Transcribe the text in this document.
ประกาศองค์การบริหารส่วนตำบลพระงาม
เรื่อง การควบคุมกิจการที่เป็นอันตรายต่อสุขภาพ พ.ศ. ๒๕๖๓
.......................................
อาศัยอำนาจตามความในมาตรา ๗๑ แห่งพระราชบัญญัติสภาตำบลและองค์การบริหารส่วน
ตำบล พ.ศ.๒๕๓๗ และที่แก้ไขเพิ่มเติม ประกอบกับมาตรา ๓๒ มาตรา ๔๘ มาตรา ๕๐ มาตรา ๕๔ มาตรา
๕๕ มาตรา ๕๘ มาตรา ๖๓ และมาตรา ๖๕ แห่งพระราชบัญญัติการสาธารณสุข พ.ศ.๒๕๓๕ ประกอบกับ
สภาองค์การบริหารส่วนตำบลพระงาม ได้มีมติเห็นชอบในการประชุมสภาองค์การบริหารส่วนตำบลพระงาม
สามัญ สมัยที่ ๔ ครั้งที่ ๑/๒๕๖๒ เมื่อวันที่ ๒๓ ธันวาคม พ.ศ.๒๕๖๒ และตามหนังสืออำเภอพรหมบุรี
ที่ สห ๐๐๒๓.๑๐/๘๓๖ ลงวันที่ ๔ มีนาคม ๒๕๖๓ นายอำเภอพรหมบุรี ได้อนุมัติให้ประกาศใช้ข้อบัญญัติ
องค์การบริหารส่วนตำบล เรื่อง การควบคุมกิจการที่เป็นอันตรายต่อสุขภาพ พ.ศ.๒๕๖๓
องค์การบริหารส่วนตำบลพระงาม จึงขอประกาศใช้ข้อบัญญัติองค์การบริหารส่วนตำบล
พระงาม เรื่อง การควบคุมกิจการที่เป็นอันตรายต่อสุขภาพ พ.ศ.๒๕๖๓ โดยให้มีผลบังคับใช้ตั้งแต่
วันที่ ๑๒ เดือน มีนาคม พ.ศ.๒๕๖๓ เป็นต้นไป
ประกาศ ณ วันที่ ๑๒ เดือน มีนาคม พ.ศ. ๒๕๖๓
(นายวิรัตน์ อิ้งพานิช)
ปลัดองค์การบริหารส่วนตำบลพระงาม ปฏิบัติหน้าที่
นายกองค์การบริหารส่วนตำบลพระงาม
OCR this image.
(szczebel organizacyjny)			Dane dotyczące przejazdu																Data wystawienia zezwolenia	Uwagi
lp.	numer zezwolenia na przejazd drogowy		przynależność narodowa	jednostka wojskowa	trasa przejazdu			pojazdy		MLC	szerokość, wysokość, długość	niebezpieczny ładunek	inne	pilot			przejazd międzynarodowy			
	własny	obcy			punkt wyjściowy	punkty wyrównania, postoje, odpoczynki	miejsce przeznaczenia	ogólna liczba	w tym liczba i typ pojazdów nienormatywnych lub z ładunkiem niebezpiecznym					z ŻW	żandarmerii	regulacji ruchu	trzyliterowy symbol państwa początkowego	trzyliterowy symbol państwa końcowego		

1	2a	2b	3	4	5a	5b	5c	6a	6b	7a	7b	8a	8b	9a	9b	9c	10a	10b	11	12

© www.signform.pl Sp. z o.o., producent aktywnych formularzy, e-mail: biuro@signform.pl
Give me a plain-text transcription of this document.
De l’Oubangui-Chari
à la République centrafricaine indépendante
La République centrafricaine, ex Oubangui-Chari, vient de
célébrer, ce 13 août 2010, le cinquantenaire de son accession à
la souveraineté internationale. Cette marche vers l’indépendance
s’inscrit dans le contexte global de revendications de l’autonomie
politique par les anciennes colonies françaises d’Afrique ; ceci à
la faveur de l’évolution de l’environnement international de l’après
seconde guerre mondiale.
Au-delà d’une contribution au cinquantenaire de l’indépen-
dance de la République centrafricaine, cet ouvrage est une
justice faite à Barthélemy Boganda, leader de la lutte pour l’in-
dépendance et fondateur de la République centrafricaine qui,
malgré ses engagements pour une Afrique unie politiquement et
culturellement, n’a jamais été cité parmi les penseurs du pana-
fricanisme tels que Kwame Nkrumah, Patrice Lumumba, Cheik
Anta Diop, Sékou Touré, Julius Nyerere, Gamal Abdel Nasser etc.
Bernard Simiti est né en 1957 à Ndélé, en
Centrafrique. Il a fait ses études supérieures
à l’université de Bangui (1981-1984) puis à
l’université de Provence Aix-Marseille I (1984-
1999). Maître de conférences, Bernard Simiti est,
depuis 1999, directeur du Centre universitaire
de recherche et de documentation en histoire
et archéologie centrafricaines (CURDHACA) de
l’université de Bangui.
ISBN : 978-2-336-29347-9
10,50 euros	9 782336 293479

::::::::::

(REQUIREMENT) Recopy all the lines exactly as they appear.

(SOLUTION FOR THIS EXERCISE)
Transcribe the text in this document.
ประกาศองค์การบริหารส่วนตำบลพระงาม
เรื่อง การควบคุมกิจการที่เป็นอันตรายต่อสุขภาพ พ.ศ. ๒๕๖๓
.......................................
อาศัยอำนาจตามความในมาตรา ๗๑ แห่งพระราชบัญญัติสภาตำบลและองค์การบริหารส่วน
ตำบล พ.ศ.๒๕๓๗ และที่แก้ไขเพิ่มเติม ประกอบกับมาตรา ๓๒ มาตรา ๔๘ มาตรา ๕๐ มาตรา ๕๔ มาตรา
๕๕ มาตรา ๕๘ มาตรา ๖๓ และมาตรา ๖๕ แห่งพระราชบัญญัติการสาธารณสุข พ.ศ.๒๕๓๕ ประกอบกับ
สภาองค์การบริหารส่วนตำบลพระงาม ได้มีมติเห็นชอบในการประชุมสภาองค์การบริหารส่วนตำบลพระงาม
สามัญ สมัยที่ ๔ ครั้งที่ ๑/๒๕๖๒ เมื่อวันที่ ๒๓ ธันวาคม พ.ศ.๒๕๖๒ และตามหนังสืออำเภอพรหมบุรี
ที่ สห ๐๐๒๓.๑๐/๘๓๖ ลงวันที่ ๔ มีนาคม ๒๕๖๓ นายอำเภอพรหมบุรี ได้อนุมัติให้ประกาศใช้ข้อบัญญัติ
องค์การบริหารส่วนตำบล เรื่อง การควบคุมกิจการที่เป็นอันตรายต่อสุขภาพ พ.ศ.๒๕๖๓
องค์การบริหารส่วนตำบลพระงาม จึงขอประกาศใช้ข้อบัญญัติองค์การบริหารส่วนตำบล
พระงาม เรื่อง การควบคุมกิจการที่เป็นอันตรายต่อสุขภาพ พ.ศ.๒๕๖๓ โดยให้มีผลบังคับใช้ตั้งแต่
วันที่ ๑๒ เดือน มีนาคม พ.ศ.๒๕๖๓ เป็นต้นไป
ประกาศ ณ วันที่ ๑๒ เดือน มีนาคม พ.ศ. ๒๕๖๓
(นายวิรัตน์ อิ้งพานิช)
ปลัดองค์การบริหารส่วนตำบลพระงาม ปฏิบัติหน้าที่
นายกองค์การบริหารส่วนตำบลพระงาม
OCR this image.
(szczebel organizacyjny)			Dane dotyczące przejazdu																Data wystawienia zezwolenia	Uwagi
lp.	numer zezwolenia na przejazd drogowy		przynależność narodowa	jednostka wojskowa	trasa przejazdu			pojazdy		MLC	szerokość, wysokość, długość	niebezpieczny ładunek	inne	pilot			przejazd międzynarodowy			
	własny	obcy			punkt wyjściowy	punkty wyrównania, postoje, odpoczynki	miejsce przeznaczenia	ogólna liczba	w tym liczba i typ pojazdów nienormatywnych lub z ładunkiem niebezpiecznym					z ŻW	żandarmerii	regulacji ruchu	trzyliterowy symbol państwa początkowego	trzyliterowy symbol państwa końcowego		

1	2a	2b	3	4	5a	5b	5c	6a	6b	7a	7b	8a	8b	9a	9b	9c	10a	10b	11	12

© www.signform.pl Sp. z o.o., producent aktywnych formularzy, e-mail: biuro@signform.pl
Give me a plain-text transcription of this document.
De l’Oubangui-Chari
à la République centrafricaine indépendante
La République centrafricaine, ex Oubangui-Chari, vient de
célébrer, ce 13 août 2010, le cinquantenaire de son accession à
la souveraineté internationale. Cette marche vers l’indépendance
s’inscrit dans le contexte global de revendications de l’autonomie
politique par les anciennes colonies françaises d’Afrique ; ceci à
la faveur de l’évolution de l’environnement international de l’après
seconde guerre mondiale.
Au-delà d’une contribution au cinquantenaire de l’indépen-
dance de la République centrafricaine, cet ouvrage est une
justice faite à Barthélemy Boganda, leader de la lutte pour l’in-
dépendance et fondateur de la République centrafricaine qui,
malgré ses engagements pour une Afrique unie politiquement et
culturellement, n’a jamais été cité parmi les penseurs du pana-
fricanisme tels que Kwame Nkrumah, Patrice Lumumba, Cheik
Anta Diop, Sékou Touré, Julius Nyerere, Gamal Abdel Nasser etc.
Bernard Simiti est né en 1957 à Ndélé, en
Centrafrique. Il a fait ses études supérieures
à l’université de Bangui (1981-1984) puis à
l’université de Provence Aix-Marseille I (1984-
1999). Maître de conférences, Bernard Simiti est,
depuis 1999, directeur du Centre universitaire
de recherche et de documentation en histoire
et archéologie centrafricaines (CURDHACA) de
l’université de Bangui.
ISBN : 978-2-336-29347-9
10,50 euros	9 782336 293479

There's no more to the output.